» **WRITTEN PROBLEM**: Exactly repeat all the records below, omitting the images they hold.

..........

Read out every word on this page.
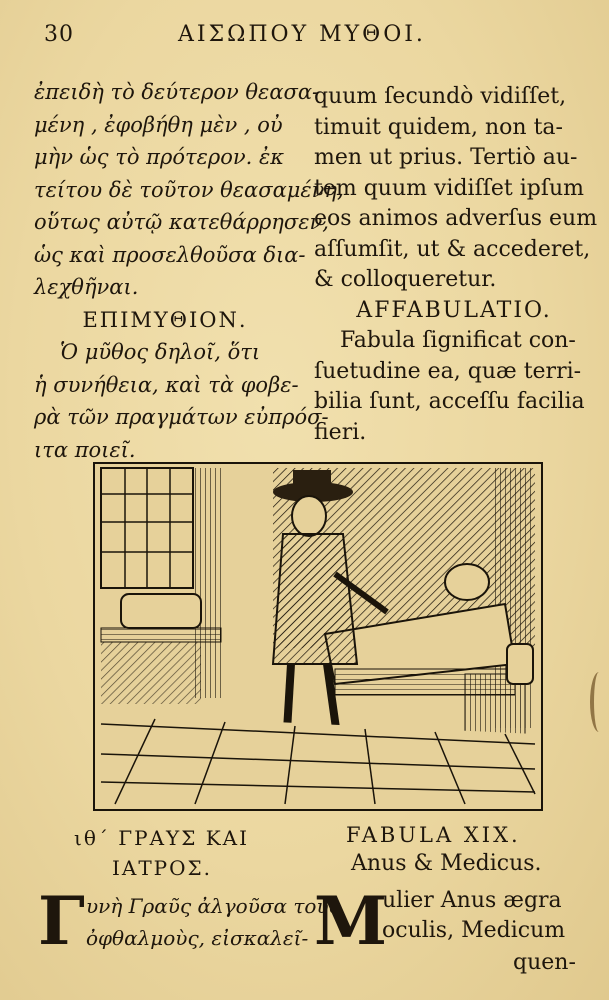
30	ΑΙΣΩΠΟΥ ΜΥΘΟΙ.
ἐπειδὴ τὸ δεύτερον θεασα-
μένη , ἐφοβήθη μὲν , οὐ
μὴν ὡς τὸ πρότερον. ἐκ
τείτου δὲ τοῦτον θεασαμένη,
οὕτως αὐτῷ κατεθάρρησεν,
ὡς καὶ προσελθοῦσα δια-
λεχθῆναι.
ΕΠΙΜΥΘΙΟΝ.
Ὁ μῦθος δηλοῖ, ὅτι
ἡ συνήθεια, καὶ τὰ φοβε-
ρὰ τῶν πραγμάτων εὐπρόσ-
ιτα ποιεῖ.
quum ſecundò vidiſſet,
timuit quidem, non ta-
men ut prius. Tertiò au-
tem quum vidiſſet ipſum
eos animos adverſus eum
aſſumſit, ut & accederet,
& colloqueretur.
AFFABULATIO.
Fabula ſignificat con-
ſuetudine ea, quæ terri-
bilia ſunt, acceſſu facilia
fieri.
ιθ΄ ΓΡΑΥΣ ΚΑΙ
ΙΑΤΡΟΣ.
FABULA XIX.
Anus & Medicus.
Γ υνὴ Γραῦς ἀλγοῦσα τοὺς
ὀφθαλμοὺς, εἰσκαλεῖ- M
ulier Anus ægra
oculis, Medicum
quen-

..........

» **WORKED ANSWER**:
Read out every word on this page.
30	ΑΙΣΩΠΟΥ ΜΥΘΟΙ.
ἐπειδὴ τὸ δεύτερον θεασα-
μένη , ἐφοβήθη μὲν , οὐ
μὴν ὡς τὸ πρότερον. ἐκ
τείτου δὲ τοῦτον θεασαμένη,
οὕτως αὐτῷ κατεθάρρησεν,
ὡς καὶ προσελθοῦσα δια-
λεχθῆναι.
ΕΠΙΜΥΘΙΟΝ.
Ὁ μῦθος δηλοῖ, ὅτι
ἡ συνήθεια, καὶ τὰ φοβε-
ρὰ τῶν πραγμάτων εὐπρόσ-
ιτα ποιεῖ.
quum ſecundò vidiſſet,
timuit quidem, non ta-
men ut prius. Tertiò au-
tem quum vidiſſet ipſum
eos animos adverſus eum
aſſumſit, ut & accederet,
& colloqueretur.
AFFABULATIO.
Fabula ſignificat con-
ſuetudine ea, quæ terri-
bilia ſunt, acceſſu facilia
fieri.
ιθ΄ ΓΡΑΥΣ ΚΑΙ
ΙΑΤΡΟΣ.
FABULA XIX.
Anus & Medicus.
Γ υνὴ Γραῦς ἀλγοῦσα τοὺς
ὀφθαλμοὺς, εἰσκαλεῖ- M
ulier Anus ægra
oculis, Medicum
quen-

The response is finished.